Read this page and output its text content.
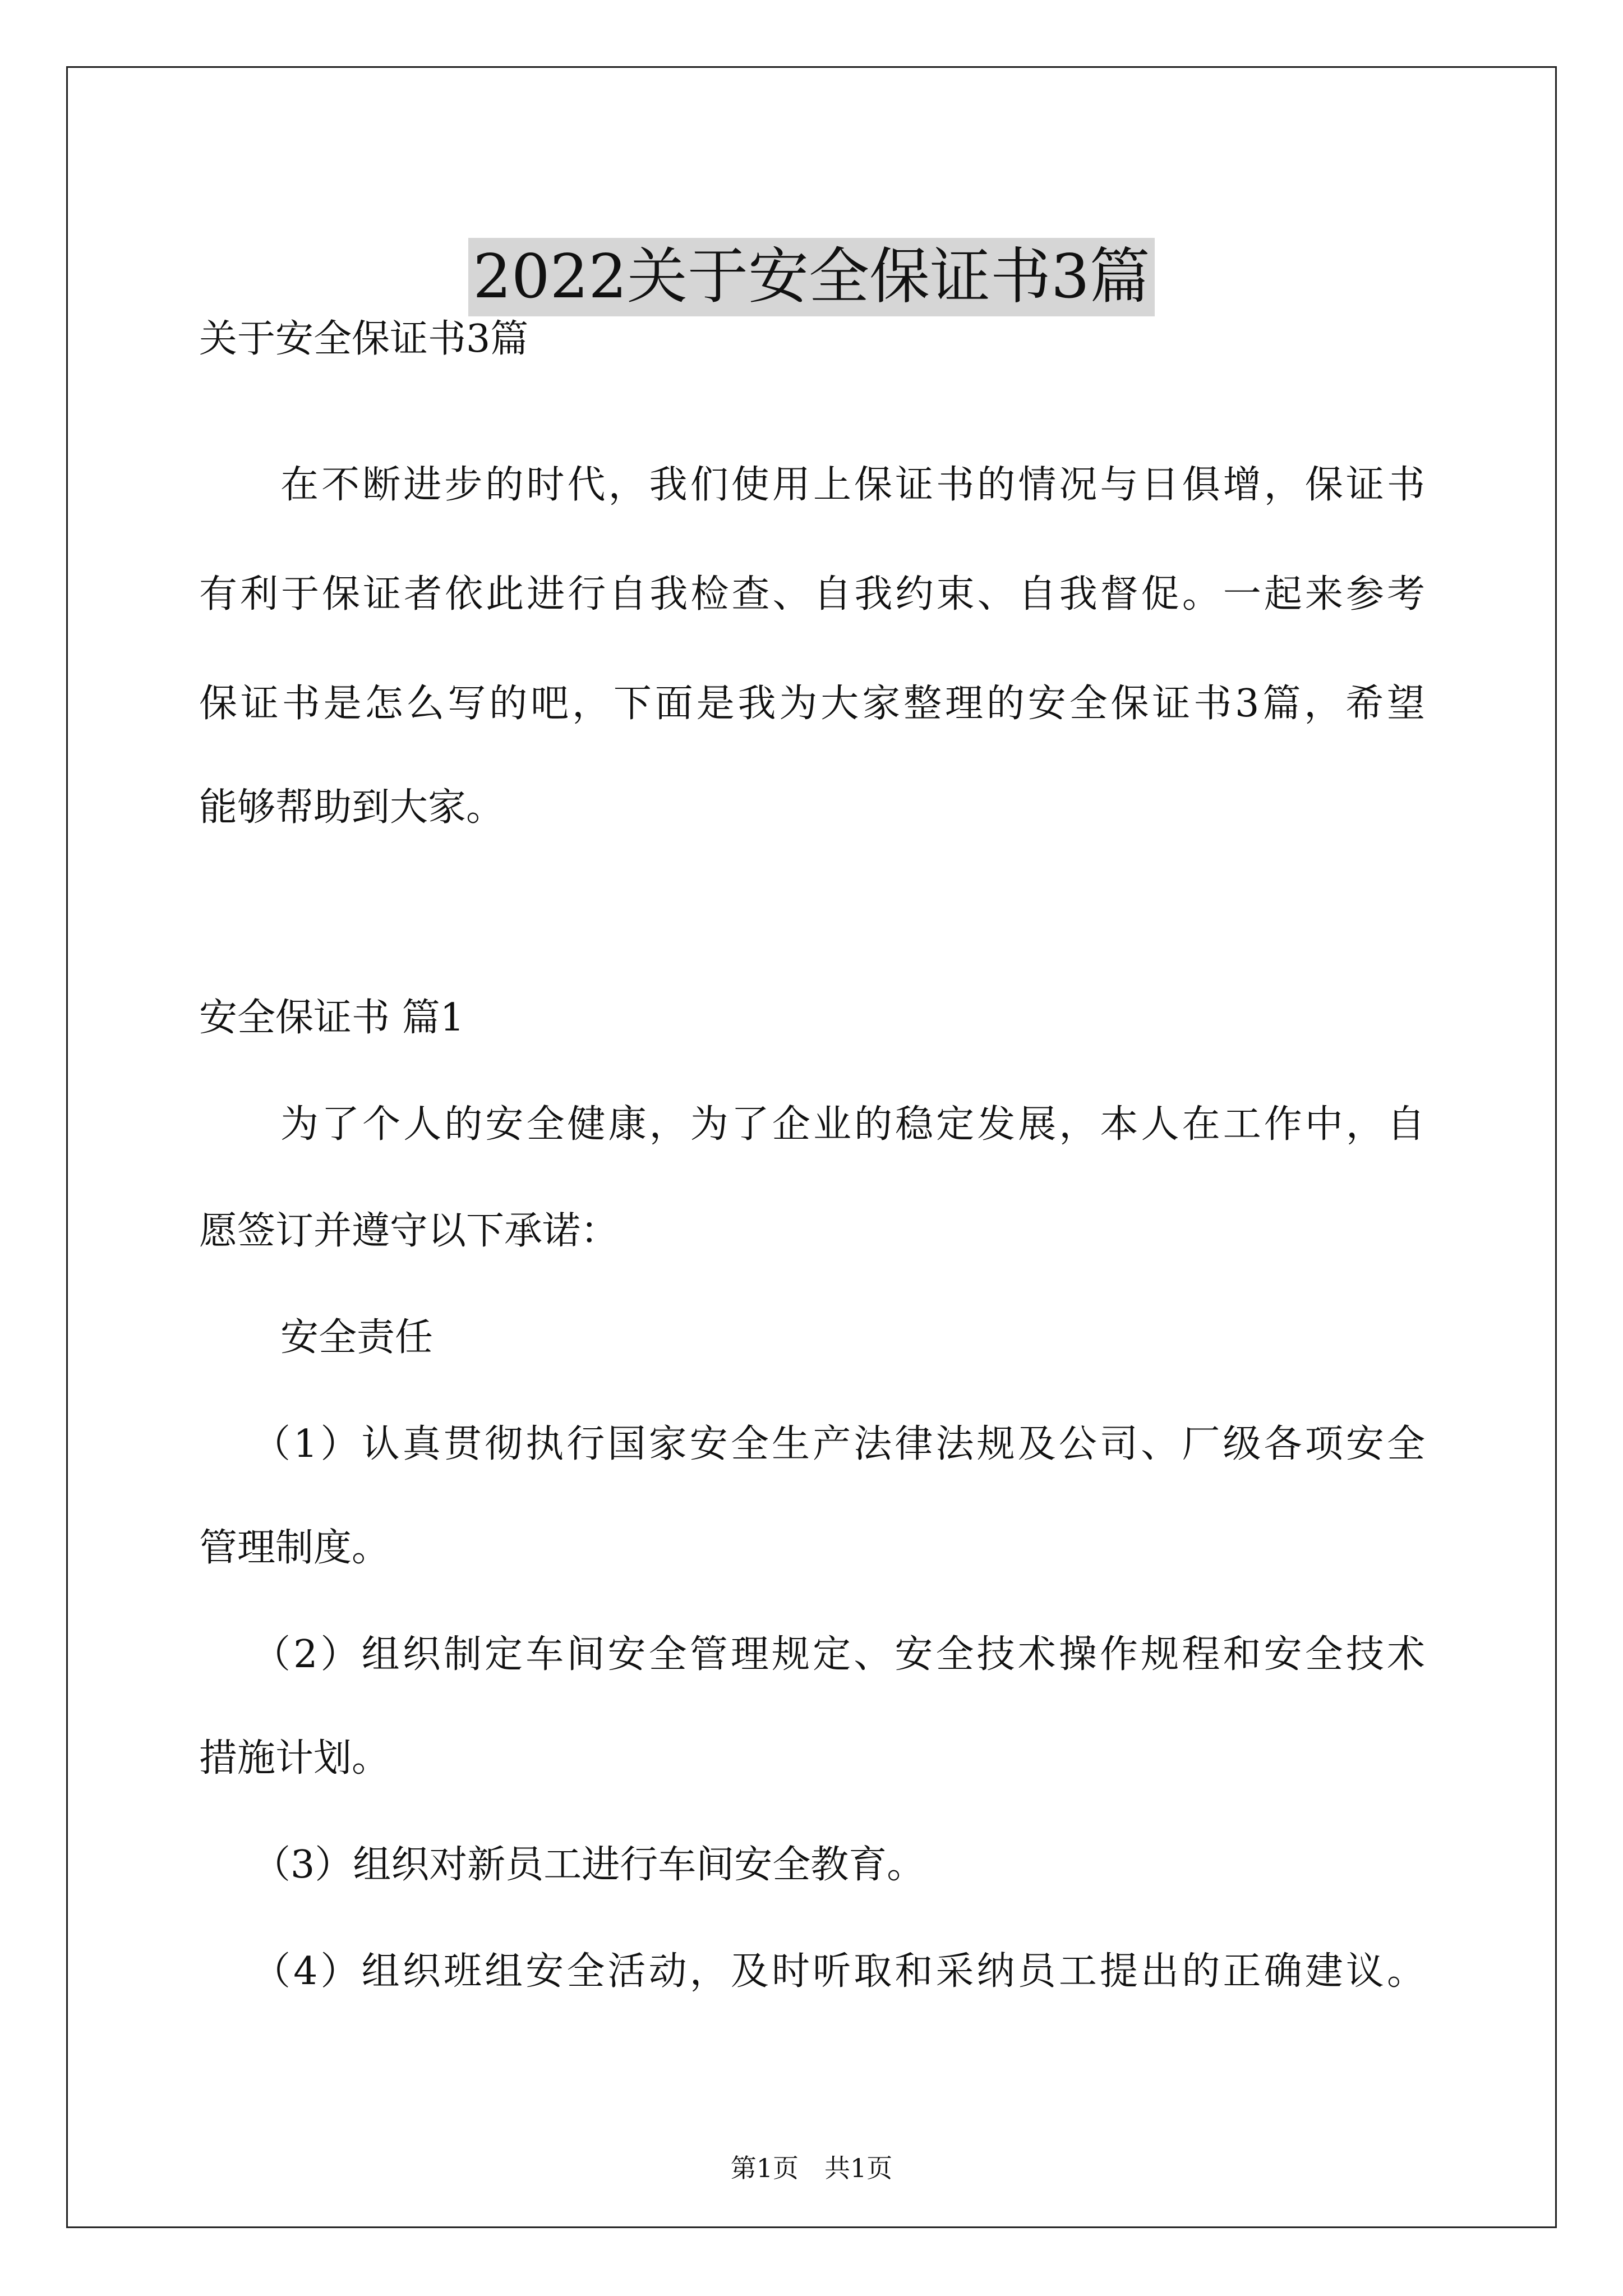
2022关于安全保证书3篇
关于安全保证书3篇
在不断进步的时代，我们使用上保证书的情况与日俱增，保证书
有利于保证者依此进行自我检查、自我约束、自我督促。一起来参考
保证书是怎么写的吧，下面是我为大家整理的安全保证书3篇，希望
能够帮助到大家。
安全保证书 篇1
为了个人的安全健康，为了企业的稳定发展，本人在工作中，自
愿签订并遵守以下承诺：
安全责任
（1）认真贯彻执行国家安全生产法律法规及公司、厂级各项安全
管理制度。
（2）组织制定车间安全管理规定、安全技术操作规程和安全技术
措施计划。
（3）组织对新员工进行车间安全教育。
（4）组织班组安全活动，及时听取和采纳员工提出的正确建议。
第1页　共1页
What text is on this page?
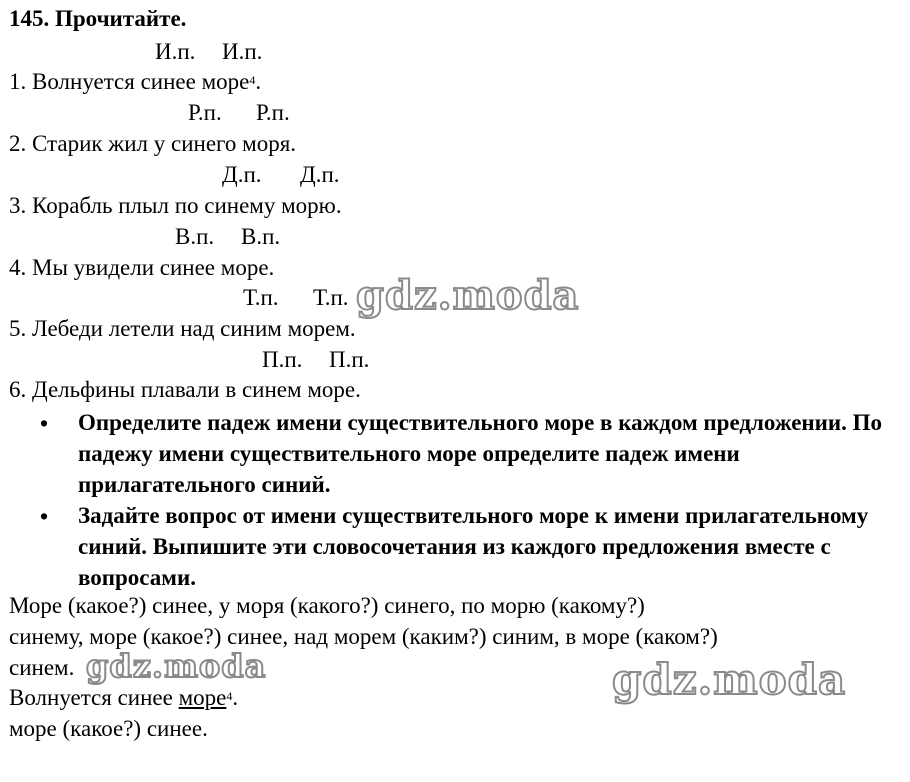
145. Прочитайте.
И.п. И.п.
1. Волнуется синее море$^4$.
Р.п. Р.п.
2. Старик жил у синего моря.
Д.п. Д.п.
3. Корабль плыл по синему морю.
В.п. В.п.
4. Мы увидели синее море.
Т.п. Т.п.
5. Лебеди летели над синим морем.
П.п. П.п.
6. Дельфины плавали в синем море.
• Определите падеж имени существительного море в каждом предложении. По падежу имени существительного море определите падеж имени прилагательного синий.
• Задайте вопрос от имени существительного море к имени прилагательному синий. Выпишите эти словосочетания из каждого предложения вместе с вопросами.
Море (какое?) синее, у моря (какого?) синего, по морю (какому?)
синему, море (какое?) синее, над морем (каким?) синим, в море (каком?)
синем.
Волнуется синее море$^4$.
море (какое?) синее.
gdz.moda
gdz.moda	gdz.moda
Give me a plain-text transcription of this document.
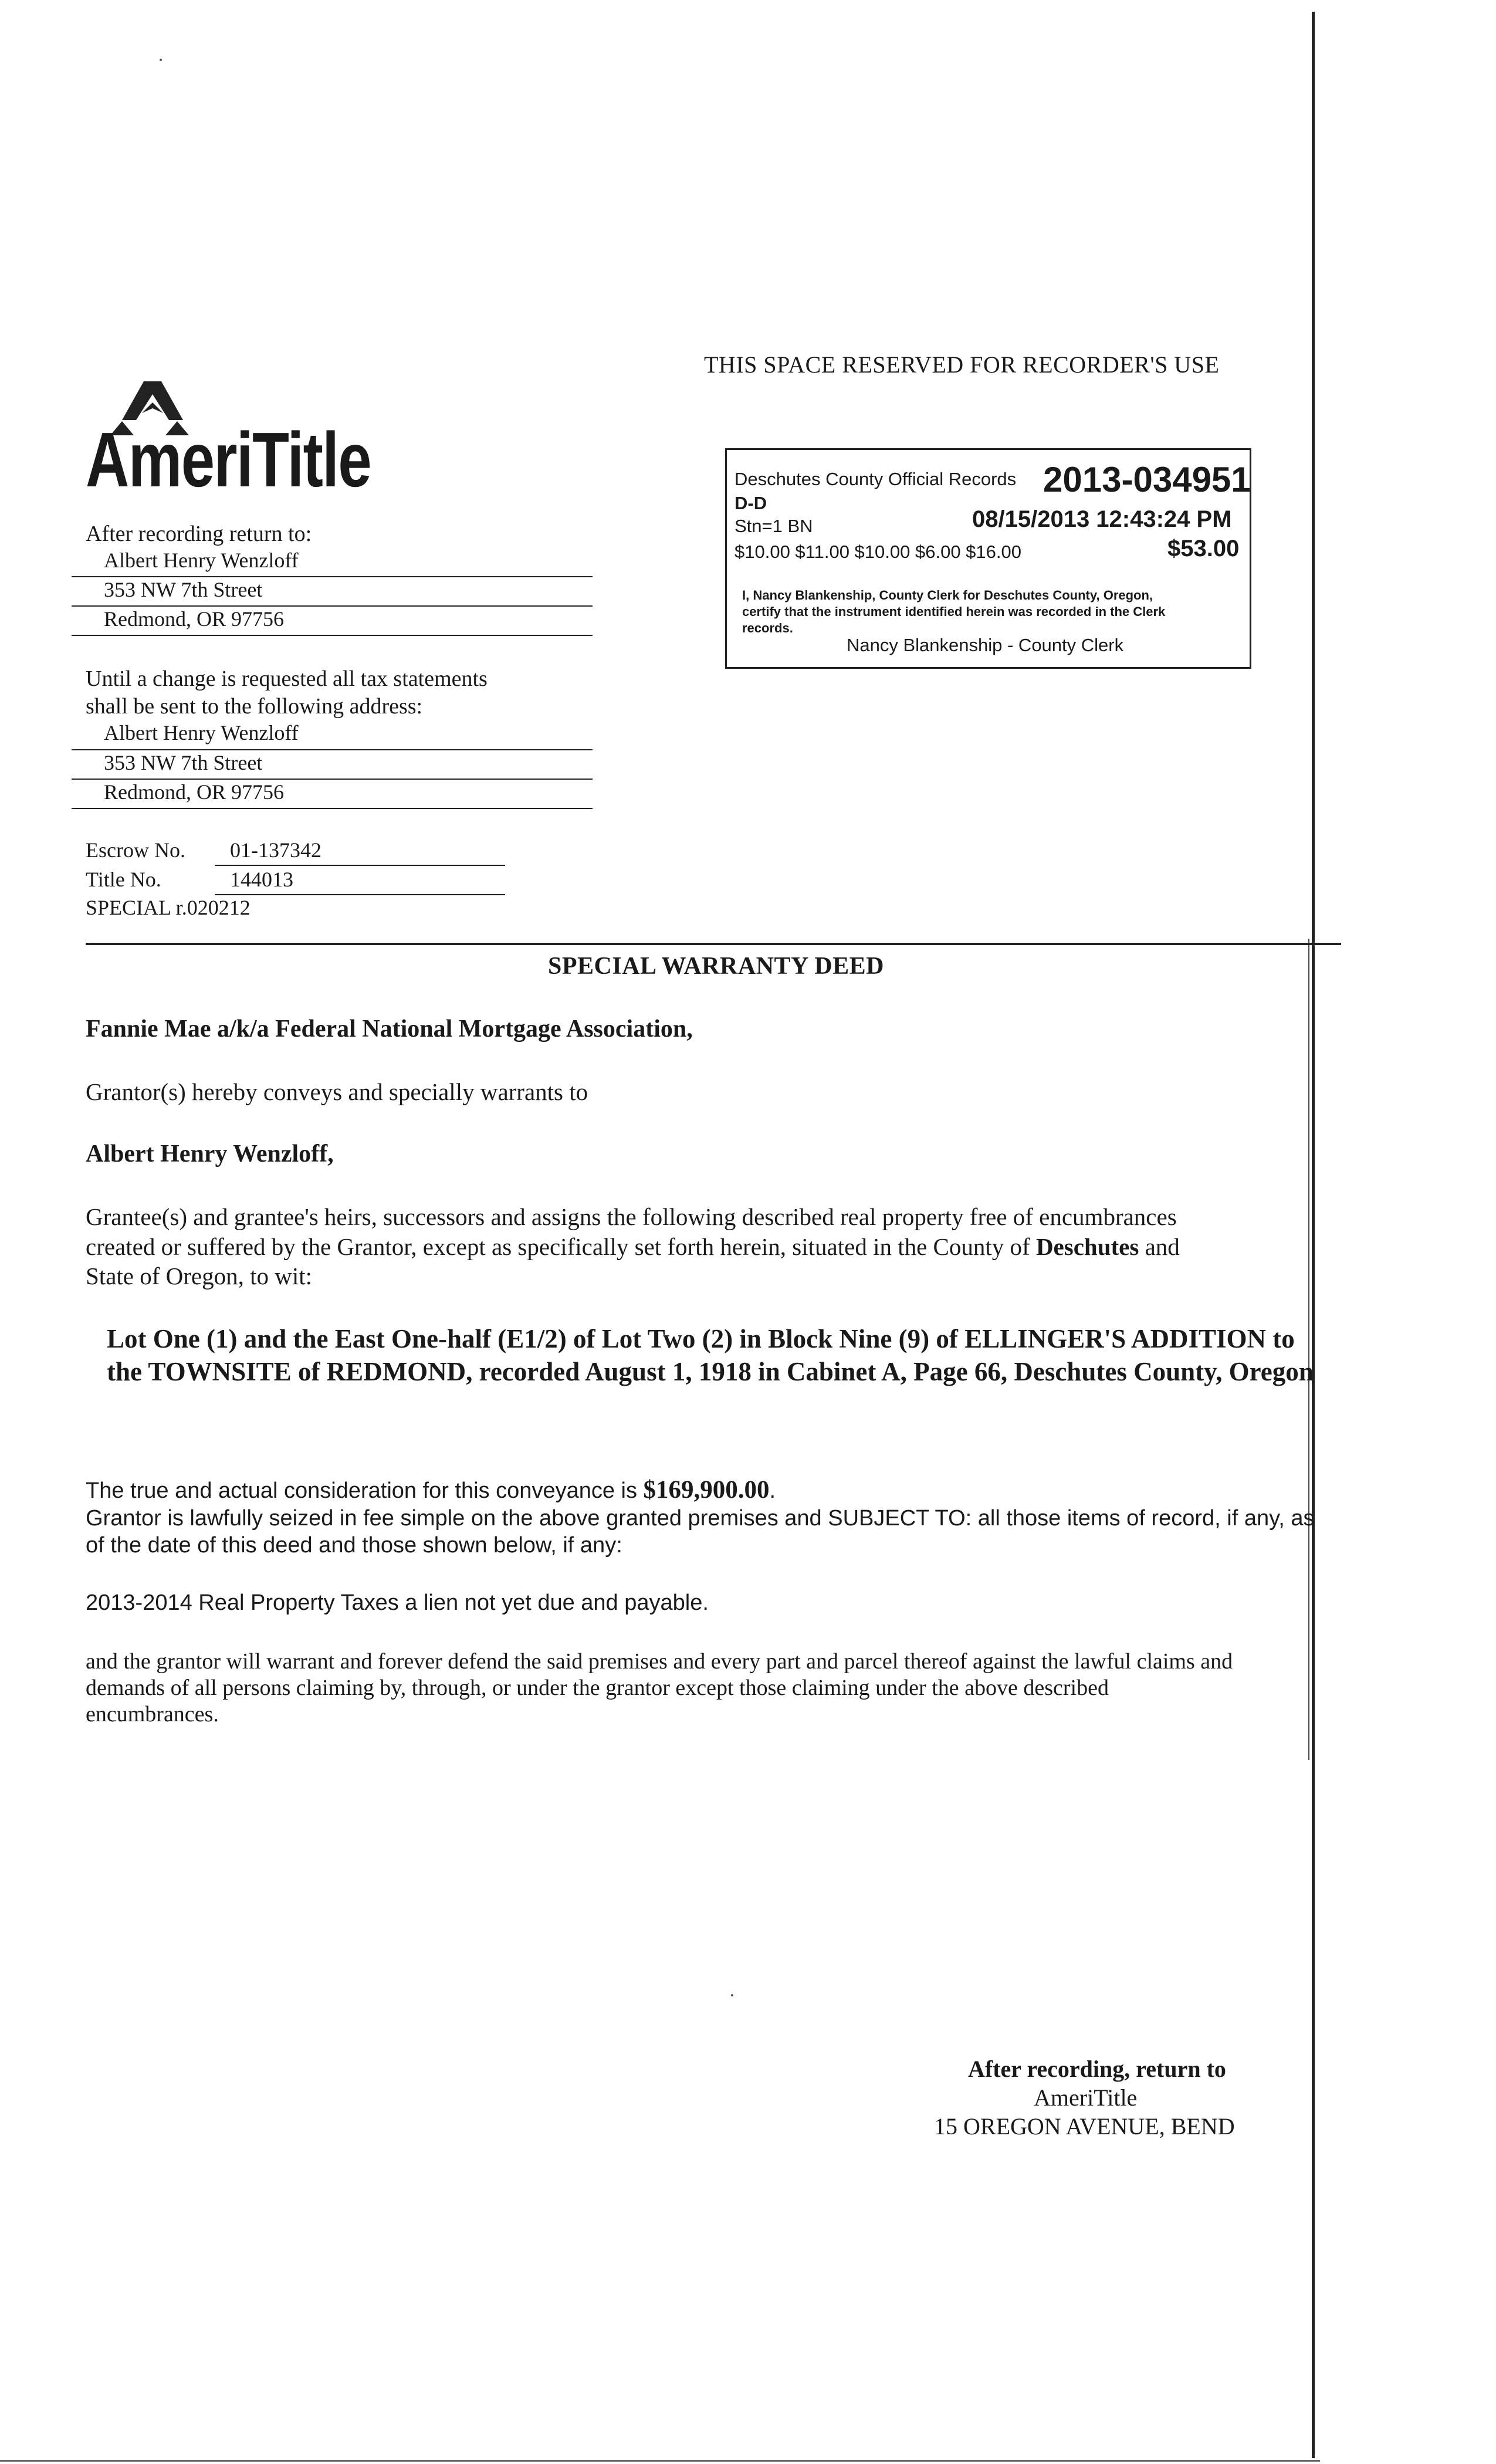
THIS SPACE RESERVED FOR RECORDER'S USE
Deschutes County Official Records 2013-034951
D-D
Stn=1 BN	08/15/2013 12:43:24 PM
$10.00 $11.00 $10.00 $6.00 $16.00	$53.00
I, Nancy Blankenship, County Clerk for Deschutes County, Oregon,
certify that the instrument identified herein was recorded in the Clerk
records.
Nancy Blankenship - County Clerk
AmeriTitle
After recording return to:
Albert Henry Wenzloff
353 NW 7th Street
Redmond, OR 97756
Until a change is requested all tax statements
shall be sent to the following address:
Albert Henry Wenzloff
353 NW 7th Street
Redmond, OR 97756
Escrow No. 01-137342
Title No.	144013
SPECIAL r.020212
SPECIAL WARRANTY DEED
Fannie Mae a/k/a Federal National Mortgage Association,
Grantor(s) hereby conveys and specially warrants to
Albert Henry Wenzloff,
Grantee(s) and grantee's heirs, successors and assigns the following described real property free of encumbrances
created or suffered by the Grantor, except as specifically set forth herein, situated in the County of Deschutes and
State of Oregon, to wit:
Lot One (1) and the East One-half (E1/2) of Lot Two (2) in Block Nine (9) of ELLINGER'S ADDITION to
the TOWNSITE of REDMOND, recorded August 1, 1918 in Cabinet A, Page 66, Deschutes County, Oregon
The true and actual consideration for this conveyance is $169,900.00.
Grantor is lawfully seized in fee simple on the above granted premises and SUBJECT TO: all those items of record, if any, as
of the date of this deed and those shown below, if any:
2013-2014 Real Property Taxes a lien not yet due and payable.
and the grantor will warrant and forever defend the said premises and every part and parcel thereof against the lawful claims and
demands of all persons claiming by, through, or under the grantor except those claiming under the above described
encumbrances.
After recording, return to
AmeriTitle
15 OREGON AVENUE, BEND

════════════════════

■ What you have to do
Repeat the records above verbatim, with no pictures in the result.

■ Solved exercise
Read this page and output its text content.
2022关于安全保证书3篇
关于安全保证书3篇
在不断进步的时代，我们使用上保证书的情况与日俱增，保证书
有利于保证者依此进行自我检查、自我约束、自我督促。一起来参考
保证书是怎么写的吧，下面是我为大家整理的安全保证书3篇，希望
能够帮助到大家。
安全保证书 篇1
为了个人的安全健康，为了企业的稳定发展，本人在工作中，自
愿签订并遵守以下承诺：
安全责任
（1）认真贯彻执行国家安全生产法律法规及公司、厂级各项安全
管理制度。
（2）组织制定车间安全管理规定、安全技术操作规程和安全技术
措施计划。
（3）组织对新员工进行车间安全教育。
（4）组织班组安全活动，及时听取和采纳员工提出的正确建议。
第1页　共1页
What text is on this page?
145. Прочитайте.
И.п. И.п.
1. Волнуется синее море$^4$.
Р.п. Р.п.
2. Старик жил у синего моря.
Д.п. Д.п.
3. Корабль плыл по синему морю.
В.п. В.п.
4. Мы увидели синее море.
Т.п. Т.п.
5. Лебеди летели над синим морем.
П.п. П.п.
6. Дельфины плавали в синем море.
• Определите падеж имени существительного море в каждом предложении. По падежу имени существительного море определите падеж имени прилагательного синий.
• Задайте вопрос от имени существительного море к имени прилагательному синий. Выпишите эти словосочетания из каждого предложения вместе с вопросами.
Море (какое?) синее, у моря (какого?) синего, по морю (какому?)
синему, море (какое?) синее, над морем (каким?) синим, в море (каком?)
синем.
Волнуется синее море$^4$.
море (какое?) синее.
gdz.moda
gdz.moda	gdz.moda
Give me a plain-text transcription of this document.
THIS SPACE RESERVED FOR RECORDER'S USE
Deschutes County Official Records 2013-034951
D-D
Stn=1 BN	08/15/2013 12:43:24 PM
$10.00 $11.00 $10.00 $6.00 $16.00	$53.00
I, Nancy Blankenship, County Clerk for Deschutes County, Oregon,
certify that the instrument identified herein was recorded in the Clerk
records.
Nancy Blankenship - County Clerk
AmeriTitle
After recording return to:
Albert Henry Wenzloff
353 NW 7th Street
Redmond, OR 97756
Until a change is requested all tax statements
shall be sent to the following address:
Albert Henry Wenzloff
353 NW 7th Street
Redmond, OR 97756
Escrow No. 01-137342
Title No.	144013
SPECIAL r.020212
SPECIAL WARRANTY DEED
Fannie Mae a/k/a Federal National Mortgage Association,
Grantor(s) hereby conveys and specially warrants to
Albert Henry Wenzloff,
Grantee(s) and grantee's heirs, successors and assigns the following described real property free of encumbrances
created or suffered by the Grantor, except as specifically set forth herein, situated in the County of Deschutes and
State of Oregon, to wit:
Lot One (1) and the East One-half (E1/2) of Lot Two (2) in Block Nine (9) of ELLINGER'S ADDITION to
the TOWNSITE of REDMOND, recorded August 1, 1918 in Cabinet A, Page 66, Deschutes County, Oregon
The true and actual consideration for this conveyance is $169,900.00.
Grantor is lawfully seized in fee simple on the above granted premises and SUBJECT TO: all those items of record, if any, as
of the date of this deed and those shown below, if any:
2013-2014 Real Property Taxes a lien not yet due and payable.
and the grantor will warrant and forever defend the said premises and every part and parcel thereof against the lawful claims and
demands of all persons claiming by, through, or under the grantor except those claiming under the above described
encumbrances.
After recording, return to
AmeriTitle
15 OREGON AVENUE, BEND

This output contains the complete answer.